> Data:
════
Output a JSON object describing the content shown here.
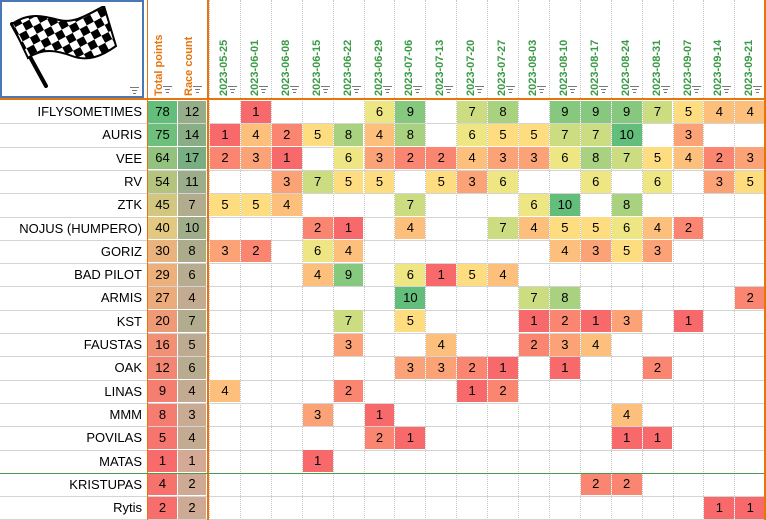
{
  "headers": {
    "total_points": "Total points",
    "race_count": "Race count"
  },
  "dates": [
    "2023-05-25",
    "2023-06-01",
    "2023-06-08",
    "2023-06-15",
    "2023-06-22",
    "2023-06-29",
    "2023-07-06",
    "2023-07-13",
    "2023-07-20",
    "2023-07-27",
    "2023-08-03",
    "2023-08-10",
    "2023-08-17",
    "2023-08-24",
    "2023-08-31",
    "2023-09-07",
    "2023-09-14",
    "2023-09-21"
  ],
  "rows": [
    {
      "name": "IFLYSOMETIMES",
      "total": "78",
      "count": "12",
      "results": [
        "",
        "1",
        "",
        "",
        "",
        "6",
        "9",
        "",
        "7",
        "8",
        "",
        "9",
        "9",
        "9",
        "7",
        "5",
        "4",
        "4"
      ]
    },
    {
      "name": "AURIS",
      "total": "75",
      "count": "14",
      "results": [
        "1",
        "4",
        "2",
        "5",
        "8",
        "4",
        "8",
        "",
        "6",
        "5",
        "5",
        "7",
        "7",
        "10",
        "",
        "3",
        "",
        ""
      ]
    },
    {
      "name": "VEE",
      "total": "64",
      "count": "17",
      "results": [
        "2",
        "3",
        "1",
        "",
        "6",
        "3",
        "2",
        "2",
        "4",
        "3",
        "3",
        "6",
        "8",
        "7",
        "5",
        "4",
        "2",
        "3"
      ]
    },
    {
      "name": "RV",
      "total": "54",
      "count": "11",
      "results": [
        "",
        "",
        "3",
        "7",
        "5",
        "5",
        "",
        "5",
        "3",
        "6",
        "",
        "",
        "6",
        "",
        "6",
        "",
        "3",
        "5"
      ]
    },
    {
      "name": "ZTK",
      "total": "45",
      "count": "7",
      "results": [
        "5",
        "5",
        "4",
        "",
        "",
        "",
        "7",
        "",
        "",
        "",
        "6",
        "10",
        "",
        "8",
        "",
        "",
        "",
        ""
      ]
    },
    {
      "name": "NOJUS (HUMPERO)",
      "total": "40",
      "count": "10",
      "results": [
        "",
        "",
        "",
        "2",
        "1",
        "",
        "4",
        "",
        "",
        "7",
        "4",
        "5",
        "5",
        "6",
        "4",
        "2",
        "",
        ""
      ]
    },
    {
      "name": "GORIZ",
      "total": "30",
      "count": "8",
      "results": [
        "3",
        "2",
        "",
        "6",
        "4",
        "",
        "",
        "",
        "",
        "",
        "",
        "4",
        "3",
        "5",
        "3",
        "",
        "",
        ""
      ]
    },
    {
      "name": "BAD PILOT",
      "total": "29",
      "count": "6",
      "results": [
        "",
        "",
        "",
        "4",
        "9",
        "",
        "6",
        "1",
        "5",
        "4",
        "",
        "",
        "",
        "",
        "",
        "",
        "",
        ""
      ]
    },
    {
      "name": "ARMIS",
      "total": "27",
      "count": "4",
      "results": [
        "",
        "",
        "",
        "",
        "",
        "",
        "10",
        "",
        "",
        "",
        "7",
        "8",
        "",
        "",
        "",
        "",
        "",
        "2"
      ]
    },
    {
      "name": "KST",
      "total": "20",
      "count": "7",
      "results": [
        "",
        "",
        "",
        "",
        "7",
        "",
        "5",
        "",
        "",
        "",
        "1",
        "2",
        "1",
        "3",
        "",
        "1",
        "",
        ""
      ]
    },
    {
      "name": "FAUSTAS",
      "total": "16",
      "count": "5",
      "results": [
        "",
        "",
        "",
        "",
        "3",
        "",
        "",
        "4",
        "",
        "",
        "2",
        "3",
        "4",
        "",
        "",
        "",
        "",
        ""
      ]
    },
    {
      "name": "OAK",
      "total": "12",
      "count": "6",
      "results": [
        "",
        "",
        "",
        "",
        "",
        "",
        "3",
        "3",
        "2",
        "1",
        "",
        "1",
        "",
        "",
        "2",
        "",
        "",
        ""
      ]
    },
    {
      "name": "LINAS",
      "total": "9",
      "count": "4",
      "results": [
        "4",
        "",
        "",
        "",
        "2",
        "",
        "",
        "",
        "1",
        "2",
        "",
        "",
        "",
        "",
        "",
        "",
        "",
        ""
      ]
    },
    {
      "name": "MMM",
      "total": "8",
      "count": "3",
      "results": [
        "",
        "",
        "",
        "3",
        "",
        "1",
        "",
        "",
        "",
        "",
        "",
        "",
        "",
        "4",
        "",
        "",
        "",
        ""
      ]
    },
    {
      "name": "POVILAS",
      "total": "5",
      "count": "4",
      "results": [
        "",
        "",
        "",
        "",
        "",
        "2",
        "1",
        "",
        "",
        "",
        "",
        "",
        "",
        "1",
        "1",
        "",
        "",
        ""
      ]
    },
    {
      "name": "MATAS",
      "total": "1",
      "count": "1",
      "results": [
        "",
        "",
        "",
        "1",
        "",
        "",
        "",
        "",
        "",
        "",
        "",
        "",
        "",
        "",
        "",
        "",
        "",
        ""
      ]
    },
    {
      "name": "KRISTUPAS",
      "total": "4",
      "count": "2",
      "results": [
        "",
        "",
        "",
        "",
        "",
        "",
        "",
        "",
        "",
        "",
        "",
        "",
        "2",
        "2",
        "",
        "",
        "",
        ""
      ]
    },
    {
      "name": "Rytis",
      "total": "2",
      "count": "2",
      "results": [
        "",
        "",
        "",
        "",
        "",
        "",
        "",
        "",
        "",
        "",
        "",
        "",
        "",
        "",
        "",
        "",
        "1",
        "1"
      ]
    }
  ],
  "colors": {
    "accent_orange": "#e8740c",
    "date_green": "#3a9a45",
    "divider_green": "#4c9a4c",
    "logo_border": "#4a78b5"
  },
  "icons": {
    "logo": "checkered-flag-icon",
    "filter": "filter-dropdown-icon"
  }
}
════
> Work instructions: Transcribe the whole listing, character for character, but not its images.

> Final result:
Output a JSON object describing the content shown here.
{
  "headers": {
    "total_points": "Total points",
    "race_count": "Race count"
  },
  "dates": [
    "2023-05-25",
    "2023-06-01",
    "2023-06-08",
    "2023-06-15",
    "2023-06-22",
    "2023-06-29",
    "2023-07-06",
    "2023-07-13",
    "2023-07-20",
    "2023-07-27",
    "2023-08-03",
    "2023-08-10",
    "2023-08-17",
    "2023-08-24",
    "2023-08-31",
    "2023-09-07",
    "2023-09-14",
    "2023-09-21"
  ],
  "rows": [
    {
      "name": "IFLYSOMETIMES",
      "total": "78",
      "count": "12",
      "results": [
        "",
        "1",
        "",
        "",
        "",
        "6",
        "9",
        "",
        "7",
        "8",
        "",
        "9",
        "9",
        "9",
        "7",
        "5",
        "4",
        "4"
      ]
    },
    {
      "name": "AURIS",
      "total": "75",
      "count": "14",
      "results": [
        "1",
        "4",
        "2",
        "5",
        "8",
        "4",
        "8",
        "",
        "6",
        "5",
        "5",
        "7",
        "7",
        "10",
        "",
        "3",
        "",
        ""
      ]
    },
    {
      "name": "VEE",
      "total": "64",
      "count": "17",
      "results": [
        "2",
        "3",
        "1",
        "",
        "6",
        "3",
        "2",
        "2",
        "4",
        "3",
        "3",
        "6",
        "8",
        "7",
        "5",
        "4",
        "2",
        "3"
      ]
    },
    {
      "name": "RV",
      "total": "54",
      "count": "11",
      "results": [
        "",
        "",
        "3",
        "7",
        "5",
        "5",
        "",
        "5",
        "3",
        "6",
        "",
        "",
        "6",
        "",
        "6",
        "",
        "3",
        "5"
      ]
    },
    {
      "name": "ZTK",
      "total": "45",
      "count": "7",
      "results": [
        "5",
        "5",
        "4",
        "",
        "",
        "",
        "7",
        "",
        "",
        "",
        "6",
        "10",
        "",
        "8",
        "",
        "",
        "",
        ""
      ]
    },
    {
      "name": "NOJUS (HUMPERO)",
      "total": "40",
      "count": "10",
      "results": [
        "",
        "",
        "",
        "2",
        "1",
        "",
        "4",
        "",
        "",
        "7",
        "4",
        "5",
        "5",
        "6",
        "4",
        "2",
        "",
        ""
      ]
    },
    {
      "name": "GORIZ",
      "total": "30",
      "count": "8",
      "results": [
        "3",
        "2",
        "",
        "6",
        "4",
        "",
        "",
        "",
        "",
        "",
        "",
        "4",
        "3",
        "5",
        "3",
        "",
        "",
        ""
      ]
    },
    {
      "name": "BAD PILOT",
      "total": "29",
      "count": "6",
      "results": [
        "",
        "",
        "",
        "4",
        "9",
        "",
        "6",
        "1",
        "5",
        "4",
        "",
        "",
        "",
        "",
        "",
        "",
        "",
        ""
      ]
    },
    {
      "name": "ARMIS",
      "total": "27",
      "count": "4",
      "results": [
        "",
        "",
        "",
        "",
        "",
        "",
        "10",
        "",
        "",
        "",
        "7",
        "8",
        "",
        "",
        "",
        "",
        "",
        "2"
      ]
    },
    {
      "name": "KST",
      "total": "20",
      "count": "7",
      "results": [
        "",
        "",
        "",
        "",
        "7",
        "",
        "5",
        "",
        "",
        "",
        "1",
        "2",
        "1",
        "3",
        "",
        "1",
        "",
        ""
      ]
    },
    {
      "name": "FAUSTAS",
      "total": "16",
      "count": "5",
      "results": [
        "",
        "",
        "",
        "",
        "3",
        "",
        "",
        "4",
        "",
        "",
        "2",
        "3",
        "4",
        "",
        "",
        "",
        "",
        ""
      ]
    },
    {
      "name": "OAK",
      "total": "12",
      "count": "6",
      "results": [
        "",
        "",
        "",
        "",
        "",
        "",
        "3",
        "3",
        "2",
        "1",
        "",
        "1",
        "",
        "",
        "2",
        "",
        "",
        ""
      ]
    },
    {
      "name": "LINAS",
      "total": "9",
      "count": "4",
      "results": [
        "4",
        "",
        "",
        "",
        "2",
        "",
        "",
        "",
        "1",
        "2",
        "",
        "",
        "",
        "",
        "",
        "",
        "",
        ""
      ]
    },
    {
      "name": "MMM",
      "total": "8",
      "count": "3",
      "results": [
        "",
        "",
        "",
        "3",
        "",
        "1",
        "",
        "",
        "",
        "",
        "",
        "",
        "",
        "4",
        "",
        "",
        "",
        ""
      ]
    },
    {
      "name": "POVILAS",
      "total": "5",
      "count": "4",
      "results": [
        "",
        "",
        "",
        "",
        "",
        "2",
        "1",
        "",
        "",
        "",
        "",
        "",
        "",
        "1",
        "1",
        "",
        "",
        ""
      ]
    },
    {
      "name": "MATAS",
      "total": "1",
      "count": "1",
      "results": [
        "",
        "",
        "",
        "1",
        "",
        "",
        "",
        "",
        "",
        "",
        "",
        "",
        "",
        "",
        "",
        "",
        "",
        ""
      ]
    },
    {
      "name": "KRISTUPAS",
      "total": "4",
      "count": "2",
      "results": [
        "",
        "",
        "",
        "",
        "",
        "",
        "",
        "",
        "",
        "",
        "",
        "",
        "2",
        "2",
        "",
        "",
        "",
        ""
      ]
    },
    {
      "name": "Rytis",
      "total": "2",
      "count": "2",
      "results": [
        "",
        "",
        "",
        "",
        "",
        "",
        "",
        "",
        "",
        "",
        "",
        "",
        "",
        "",
        "",
        "",
        "1",
        "1"
      ]
    }
  ],
  "colors": {
    "accent_orange": "#e8740c",
    "date_green": "#3a9a45",
    "divider_green": "#4c9a4c",
    "logo_border": "#4a78b5"
  },
  "icons": {
    "logo": "checkered-flag-icon",
    "filter": "filter-dropdown-icon"
  }
}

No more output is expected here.